[Stored data]
-- Begin --

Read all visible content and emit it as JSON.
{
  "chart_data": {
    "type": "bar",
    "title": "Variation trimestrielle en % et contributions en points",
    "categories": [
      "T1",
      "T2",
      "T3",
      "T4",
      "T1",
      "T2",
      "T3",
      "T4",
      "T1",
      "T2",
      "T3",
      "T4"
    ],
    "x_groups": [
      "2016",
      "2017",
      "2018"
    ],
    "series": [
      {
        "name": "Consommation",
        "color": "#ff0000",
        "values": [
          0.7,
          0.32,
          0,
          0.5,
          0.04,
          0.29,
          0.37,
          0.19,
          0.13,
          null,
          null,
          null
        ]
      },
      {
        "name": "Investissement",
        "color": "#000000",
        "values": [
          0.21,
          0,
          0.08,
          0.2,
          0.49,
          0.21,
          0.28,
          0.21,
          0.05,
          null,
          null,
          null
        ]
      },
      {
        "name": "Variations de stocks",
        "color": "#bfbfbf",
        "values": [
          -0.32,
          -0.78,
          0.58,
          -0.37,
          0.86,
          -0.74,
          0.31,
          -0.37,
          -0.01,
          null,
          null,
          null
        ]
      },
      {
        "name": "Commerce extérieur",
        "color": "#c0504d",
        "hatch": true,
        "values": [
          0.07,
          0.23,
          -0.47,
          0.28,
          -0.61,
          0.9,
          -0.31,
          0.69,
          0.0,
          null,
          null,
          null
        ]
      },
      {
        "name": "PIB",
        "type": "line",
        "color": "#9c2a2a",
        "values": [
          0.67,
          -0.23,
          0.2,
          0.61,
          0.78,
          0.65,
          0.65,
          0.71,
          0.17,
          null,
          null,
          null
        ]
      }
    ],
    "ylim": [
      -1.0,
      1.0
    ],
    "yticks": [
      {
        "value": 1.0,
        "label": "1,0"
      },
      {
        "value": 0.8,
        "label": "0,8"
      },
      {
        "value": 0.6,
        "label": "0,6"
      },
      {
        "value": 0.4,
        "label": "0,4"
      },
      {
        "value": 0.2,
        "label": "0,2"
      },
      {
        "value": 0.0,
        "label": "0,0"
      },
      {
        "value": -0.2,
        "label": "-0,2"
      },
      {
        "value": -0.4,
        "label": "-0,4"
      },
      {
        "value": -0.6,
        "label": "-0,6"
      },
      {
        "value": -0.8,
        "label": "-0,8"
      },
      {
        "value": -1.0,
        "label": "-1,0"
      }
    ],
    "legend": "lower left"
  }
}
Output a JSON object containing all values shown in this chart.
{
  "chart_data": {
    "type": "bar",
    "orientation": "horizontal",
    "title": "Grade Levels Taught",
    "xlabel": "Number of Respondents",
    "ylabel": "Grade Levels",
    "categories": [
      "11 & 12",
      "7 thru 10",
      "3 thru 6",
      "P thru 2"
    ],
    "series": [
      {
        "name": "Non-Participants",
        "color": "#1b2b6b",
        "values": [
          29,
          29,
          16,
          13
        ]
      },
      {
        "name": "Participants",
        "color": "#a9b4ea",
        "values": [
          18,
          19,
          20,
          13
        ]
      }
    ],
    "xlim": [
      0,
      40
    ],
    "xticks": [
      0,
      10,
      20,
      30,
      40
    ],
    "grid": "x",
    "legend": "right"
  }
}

-- End --

Give a word-for-word copy of the records.

* **PROBLEM SOLUTION**:
Read all visible content and emit it as JSON.
{
  "chart_data": {
    "type": "bar",
    "title": "Variation trimestrielle en % et contributions en points",
    "categories": [
      "T1",
      "T2",
      "T3",
      "T4",
      "T1",
      "T2",
      "T3",
      "T4",
      "T1",
      "T2",
      "T3",
      "T4"
    ],
    "x_groups": [
      "2016",
      "2017",
      "2018"
    ],
    "series": [
      {
        "name": "Consommation",
        "color": "#ff0000",
        "values": [
          0.7,
          0.32,
          0,
          0.5,
          0.04,
          0.29,
          0.37,
          0.19,
          0.13,
          null,
          null,
          null
        ]
      },
      {
        "name": "Investissement",
        "color": "#000000",
        "values": [
          0.21,
          0,
          0.08,
          0.2,
          0.49,
          0.21,
          0.28,
          0.21,
          0.05,
          null,
          null,
          null
        ]
      },
      {
        "name": "Variations de stocks",
        "color": "#bfbfbf",
        "values": [
          -0.32,
          -0.78,
          0.58,
          -0.37,
          0.86,
          -0.74,
          0.31,
          -0.37,
          -0.01,
          null,
          null,
          null
        ]
      },
      {
        "name": "Commerce extérieur",
        "color": "#c0504d",
        "hatch": true,
        "values": [
          0.07,
          0.23,
          -0.47,
          0.28,
          -0.61,
          0.9,
          -0.31,
          0.69,
          0.0,
          null,
          null,
          null
        ]
      },
      {
        "name": "PIB",
        "type": "line",
        "color": "#9c2a2a",
        "values": [
          0.67,
          -0.23,
          0.2,
          0.61,
          0.78,
          0.65,
          0.65,
          0.71,
          0.17,
          null,
          null,
          null
        ]
      }
    ],
    "ylim": [
      -1.0,
      1.0
    ],
    "yticks": [
      {
        "value": 1.0,
        "label": "1,0"
      },
      {
        "value": 0.8,
        "label": "0,8"
      },
      {
        "value": 0.6,
        "label": "0,6"
      },
      {
        "value": 0.4,
        "label": "0,4"
      },
      {
        "value": 0.2,
        "label": "0,2"
      },
      {
        "value": 0.0,
        "label": "0,0"
      },
      {
        "value": -0.2,
        "label": "-0,2"
      },
      {
        "value": -0.4,
        "label": "-0,4"
      },
      {
        "value": -0.6,
        "label": "-0,6"
      },
      {
        "value": -0.8,
        "label": "-0,8"
      },
      {
        "value": -1.0,
        "label": "-1,0"
      }
    ],
    "legend": "lower left"
  }
}
Output a JSON object containing all values shown in this chart.
{
  "chart_data": {
    "type": "bar",
    "orientation": "horizontal",
    "title": "Grade Levels Taught",
    "xlabel": "Number of Respondents",
    "ylabel": "Grade Levels",
    "categories": [
      "11 & 12",
      "7 thru 10",
      "3 thru 6",
      "P thru 2"
    ],
    "series": [
      {
        "name": "Non-Participants",
        "color": "#1b2b6b",
        "values": [
          29,
          29,
          16,
          13
        ]
      },
      {
        "name": "Participants",
        "color": "#a9b4ea",
        "values": [
          18,
          19,
          20,
          13
        ]
      }
    ],
    "xlim": [
      0,
      40
    ],
    "xticks": [
      0,
      10,
      20,
      30,
      40
    ],
    "grid": "x",
    "legend": "right"
  }
}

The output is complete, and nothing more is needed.